PROBLEM STATEMENT →
Drop all images and give the records again exactly.

= = =

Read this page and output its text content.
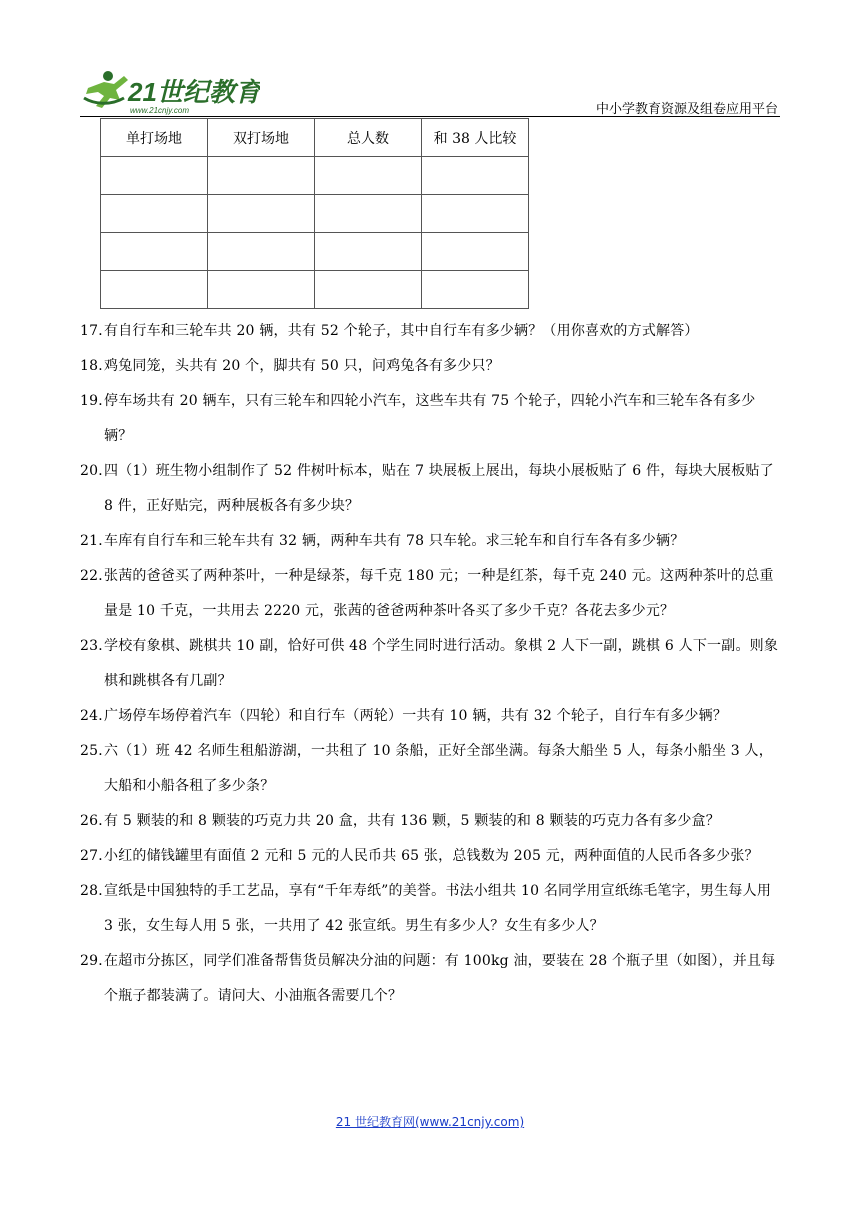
21世纪教育
www.21cnjy.com	中小学教育资源及组卷应用平台
单打场地	双打场地	总人数	和 38 人比较

17．有自行车和三轮车共 20 辆，共有 52 个轮子，其中自行车有多少辆？（用你喜欢的方式解答）
18．鸡兔同笼，头共有 20 个，脚共有 50 只，问鸡兔各有多少只？
19．停车场共有 20 辆车，只有三轮车和四轮小汽车，这些车共有 75 个轮子，四轮小汽车和三轮车各有多少辆？
20．四（1）班生物小组制作了 52 件树叶标本，贴在 7 块展板上展出，每块小展板贴了 6 件，每块大展板贴了 8 件，正好贴完，两种展板各有多少块？
21．车库有自行车和三轮车共有 32 辆，两种车共有 78 只车轮。求三轮车和自行车各有多少辆？
22．张茜的爸爸买了两种茶叶，一种是绿茶，每千克 180 元；一种是红茶，每千克 240 元。这两种茶叶的总重量是 10 千克，一共用去 2220 元，张茜的爸爸两种茶叶各买了多少千克？各花去多少元？
23．学校有象棋、跳棋共 10 副，恰好可供 48 个学生同时进行活动。象棋 2 人下一副，跳棋 6 人下一副。则象棋和跳棋各有几副？
24．广场停车场停着汽车（四轮）和自行车（两轮）一共有 10 辆，共有 32 个轮子，自行车有多少辆？
25．六（1）班 42 名师生租船游湖，一共租了 10 条船，正好全部坐满。每条大船坐 5 人，每条小船坐 3 人，大船和小船各租了多少条？
26．有 5 颗装的和 8 颗装的巧克力共 20 盒，共有 136 颗，5 颗装的和 8 颗装的巧克力各有多少盒？
27．小红的储钱罐里有面值 2 元和 5 元的人民币共 65 张，总钱数为 205 元，两种面值的人民币各多少张？
28．宣纸是中国独特的手工艺品，享有“千年寿纸”的美誉。书法小组共 10 名同学用宣纸练毛笔字，男生每人用 3 张，女生每人用 5 张，一共用了 42 张宣纸。男生有多少人？女生有多少人？
29．在超市分拣区，同学们准备帮售货员解决分油的问题：有 100kg 油，要装在 28 个瓶子里（如图），并且每个瓶子都装满了。请问大、小油瓶各需要几个？
21 世纪教育网(www.21cnjy.com)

= = =

EXERCISE ANSWER →
Read this page and output its text content.
21世纪教育
www.21cnjy.com	中小学教育资源及组卷应用平台
单打场地	双打场地	总人数	和 38 人比较

17．有自行车和三轮车共 20 辆，共有 52 个轮子，其中自行车有多少辆？（用你喜欢的方式解答）
18．鸡兔同笼，头共有 20 个，脚共有 50 只，问鸡兔各有多少只？
19．停车场共有 20 辆车，只有三轮车和四轮小汽车，这些车共有 75 个轮子，四轮小汽车和三轮车各有多少辆？
20．四（1）班生物小组制作了 52 件树叶标本，贴在 7 块展板上展出，每块小展板贴了 6 件，每块大展板贴了 8 件，正好贴完，两种展板各有多少块？
21．车库有自行车和三轮车共有 32 辆，两种车共有 78 只车轮。求三轮车和自行车各有多少辆？
22．张茜的爸爸买了两种茶叶，一种是绿茶，每千克 180 元；一种是红茶，每千克 240 元。这两种茶叶的总重量是 10 千克，一共用去 2220 元，张茜的爸爸两种茶叶各买了多少千克？各花去多少元？
23．学校有象棋、跳棋共 10 副，恰好可供 48 个学生同时进行活动。象棋 2 人下一副，跳棋 6 人下一副。则象棋和跳棋各有几副？
24．广场停车场停着汽车（四轮）和自行车（两轮）一共有 10 辆，共有 32 个轮子，自行车有多少辆？
25．六（1）班 42 名师生租船游湖，一共租了 10 条船，正好全部坐满。每条大船坐 5 人，每条小船坐 3 人，大船和小船各租了多少条？
26．有 5 颗装的和 8 颗装的巧克力共 20 盒，共有 136 颗，5 颗装的和 8 颗装的巧克力各有多少盒？
27．小红的储钱罐里有面值 2 元和 5 元的人民币共 65 张，总钱数为 205 元，两种面值的人民币各多少张？
28．宣纸是中国独特的手工艺品，享有“千年寿纸”的美誉。书法小组共 10 名同学用宣纸练毛笔字，男生每人用 3 张，女生每人用 5 张，一共用了 42 张宣纸。男生有多少人？女生有多少人？
29．在超市分拣区，同学们准备帮售货员解决分油的问题：有 100kg 油，要装在 28 个瓶子里（如图），并且每个瓶子都装满了。请问大、小油瓶各需要几个？
21 世纪教育网(www.21cnjy.com)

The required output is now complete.